───── Records provided ─────
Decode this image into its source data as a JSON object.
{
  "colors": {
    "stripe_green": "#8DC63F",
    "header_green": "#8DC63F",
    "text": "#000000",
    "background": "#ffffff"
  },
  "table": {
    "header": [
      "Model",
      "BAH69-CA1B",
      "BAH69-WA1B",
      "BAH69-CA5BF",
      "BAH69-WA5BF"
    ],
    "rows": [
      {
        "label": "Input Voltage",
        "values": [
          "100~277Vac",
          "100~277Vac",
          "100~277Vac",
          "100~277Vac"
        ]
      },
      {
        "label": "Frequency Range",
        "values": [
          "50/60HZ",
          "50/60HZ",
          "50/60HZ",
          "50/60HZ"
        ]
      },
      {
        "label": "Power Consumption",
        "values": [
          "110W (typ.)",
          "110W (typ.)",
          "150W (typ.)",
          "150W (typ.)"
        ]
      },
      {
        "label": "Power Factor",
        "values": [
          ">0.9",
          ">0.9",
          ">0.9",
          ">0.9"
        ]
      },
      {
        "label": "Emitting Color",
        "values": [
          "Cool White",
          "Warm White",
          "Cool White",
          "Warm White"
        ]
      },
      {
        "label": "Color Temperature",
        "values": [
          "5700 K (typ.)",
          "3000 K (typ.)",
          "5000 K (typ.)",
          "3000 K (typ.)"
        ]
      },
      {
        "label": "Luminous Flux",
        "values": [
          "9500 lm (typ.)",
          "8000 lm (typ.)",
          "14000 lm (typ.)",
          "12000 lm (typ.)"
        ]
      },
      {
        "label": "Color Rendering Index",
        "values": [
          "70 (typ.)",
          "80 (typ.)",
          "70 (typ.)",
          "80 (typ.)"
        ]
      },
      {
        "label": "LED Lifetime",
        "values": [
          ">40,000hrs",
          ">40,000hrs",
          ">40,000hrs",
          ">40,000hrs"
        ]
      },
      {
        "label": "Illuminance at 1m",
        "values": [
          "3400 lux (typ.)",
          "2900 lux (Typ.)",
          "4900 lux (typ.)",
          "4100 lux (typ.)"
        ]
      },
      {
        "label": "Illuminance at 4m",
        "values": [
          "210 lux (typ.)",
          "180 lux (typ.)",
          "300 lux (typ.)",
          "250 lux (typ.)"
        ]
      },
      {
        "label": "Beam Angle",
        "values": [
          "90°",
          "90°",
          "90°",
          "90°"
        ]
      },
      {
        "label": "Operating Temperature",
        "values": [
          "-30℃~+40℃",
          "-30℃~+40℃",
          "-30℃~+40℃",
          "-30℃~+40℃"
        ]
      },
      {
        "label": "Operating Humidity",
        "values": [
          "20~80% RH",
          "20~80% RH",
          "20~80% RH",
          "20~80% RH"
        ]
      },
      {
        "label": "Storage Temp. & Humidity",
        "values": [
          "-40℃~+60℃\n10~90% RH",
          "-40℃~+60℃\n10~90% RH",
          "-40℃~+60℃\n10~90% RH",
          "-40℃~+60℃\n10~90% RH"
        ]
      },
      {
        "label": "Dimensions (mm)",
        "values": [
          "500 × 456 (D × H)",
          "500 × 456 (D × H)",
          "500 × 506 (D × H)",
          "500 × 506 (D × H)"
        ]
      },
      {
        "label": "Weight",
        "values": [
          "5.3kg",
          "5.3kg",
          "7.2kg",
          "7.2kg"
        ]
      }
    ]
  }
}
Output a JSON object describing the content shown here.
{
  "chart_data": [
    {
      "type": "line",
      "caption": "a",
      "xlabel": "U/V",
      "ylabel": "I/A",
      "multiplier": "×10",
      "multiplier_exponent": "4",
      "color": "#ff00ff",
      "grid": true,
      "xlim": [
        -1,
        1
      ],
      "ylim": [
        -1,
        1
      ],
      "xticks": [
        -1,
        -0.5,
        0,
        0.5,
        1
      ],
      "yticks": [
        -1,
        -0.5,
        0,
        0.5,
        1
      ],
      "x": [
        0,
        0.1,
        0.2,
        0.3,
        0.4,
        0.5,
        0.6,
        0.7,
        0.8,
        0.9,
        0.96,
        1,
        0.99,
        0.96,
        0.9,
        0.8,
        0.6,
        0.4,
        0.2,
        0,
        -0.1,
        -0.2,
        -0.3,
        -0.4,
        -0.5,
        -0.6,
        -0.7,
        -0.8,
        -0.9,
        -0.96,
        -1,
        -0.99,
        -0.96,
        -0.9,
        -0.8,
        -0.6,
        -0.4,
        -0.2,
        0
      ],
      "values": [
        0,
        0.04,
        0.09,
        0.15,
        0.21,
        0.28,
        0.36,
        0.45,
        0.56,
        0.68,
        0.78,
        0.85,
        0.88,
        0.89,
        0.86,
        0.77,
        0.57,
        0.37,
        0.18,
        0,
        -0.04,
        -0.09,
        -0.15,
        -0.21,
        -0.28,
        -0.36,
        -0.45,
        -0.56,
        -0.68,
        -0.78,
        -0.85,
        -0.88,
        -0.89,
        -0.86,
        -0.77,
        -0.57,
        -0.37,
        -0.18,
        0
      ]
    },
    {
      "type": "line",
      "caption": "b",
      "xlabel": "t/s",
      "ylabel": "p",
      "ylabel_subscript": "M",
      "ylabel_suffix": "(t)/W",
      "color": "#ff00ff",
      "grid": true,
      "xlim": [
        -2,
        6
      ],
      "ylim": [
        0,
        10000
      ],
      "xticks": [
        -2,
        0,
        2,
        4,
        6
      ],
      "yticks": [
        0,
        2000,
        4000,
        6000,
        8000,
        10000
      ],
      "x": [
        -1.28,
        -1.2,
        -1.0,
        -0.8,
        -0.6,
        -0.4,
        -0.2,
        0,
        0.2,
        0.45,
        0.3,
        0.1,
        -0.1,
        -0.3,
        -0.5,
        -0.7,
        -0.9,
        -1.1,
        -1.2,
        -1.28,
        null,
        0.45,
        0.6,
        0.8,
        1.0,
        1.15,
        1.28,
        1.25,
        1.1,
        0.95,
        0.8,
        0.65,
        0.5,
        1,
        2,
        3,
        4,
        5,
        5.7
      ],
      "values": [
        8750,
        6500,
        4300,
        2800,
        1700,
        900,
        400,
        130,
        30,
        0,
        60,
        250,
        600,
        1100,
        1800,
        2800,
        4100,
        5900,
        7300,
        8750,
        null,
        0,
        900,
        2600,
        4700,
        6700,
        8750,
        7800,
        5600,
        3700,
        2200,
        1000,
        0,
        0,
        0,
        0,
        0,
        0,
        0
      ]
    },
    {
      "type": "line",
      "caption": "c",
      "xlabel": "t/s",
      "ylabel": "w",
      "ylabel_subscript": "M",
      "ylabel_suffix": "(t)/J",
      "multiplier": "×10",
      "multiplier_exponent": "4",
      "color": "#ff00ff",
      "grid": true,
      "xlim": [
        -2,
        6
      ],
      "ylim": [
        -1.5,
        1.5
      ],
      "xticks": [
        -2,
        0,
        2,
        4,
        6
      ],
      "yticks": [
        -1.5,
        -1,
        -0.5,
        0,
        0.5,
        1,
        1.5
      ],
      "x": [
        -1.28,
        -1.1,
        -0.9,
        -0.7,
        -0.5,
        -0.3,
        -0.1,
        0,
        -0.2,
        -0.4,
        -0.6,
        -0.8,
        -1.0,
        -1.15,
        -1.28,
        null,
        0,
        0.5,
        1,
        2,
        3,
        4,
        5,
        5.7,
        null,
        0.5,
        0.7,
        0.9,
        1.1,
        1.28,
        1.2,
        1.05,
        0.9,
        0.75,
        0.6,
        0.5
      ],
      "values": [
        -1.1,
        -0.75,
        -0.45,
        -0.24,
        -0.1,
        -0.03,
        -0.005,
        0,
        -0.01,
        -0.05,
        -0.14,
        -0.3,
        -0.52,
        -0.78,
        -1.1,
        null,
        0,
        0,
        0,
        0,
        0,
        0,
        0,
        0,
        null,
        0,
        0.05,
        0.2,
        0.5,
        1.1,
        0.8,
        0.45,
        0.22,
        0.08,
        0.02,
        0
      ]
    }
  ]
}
─────
Return each line where "White" shows up.

          "Cool White",
          "Warm White",
          "Cool White",
          "Warm White"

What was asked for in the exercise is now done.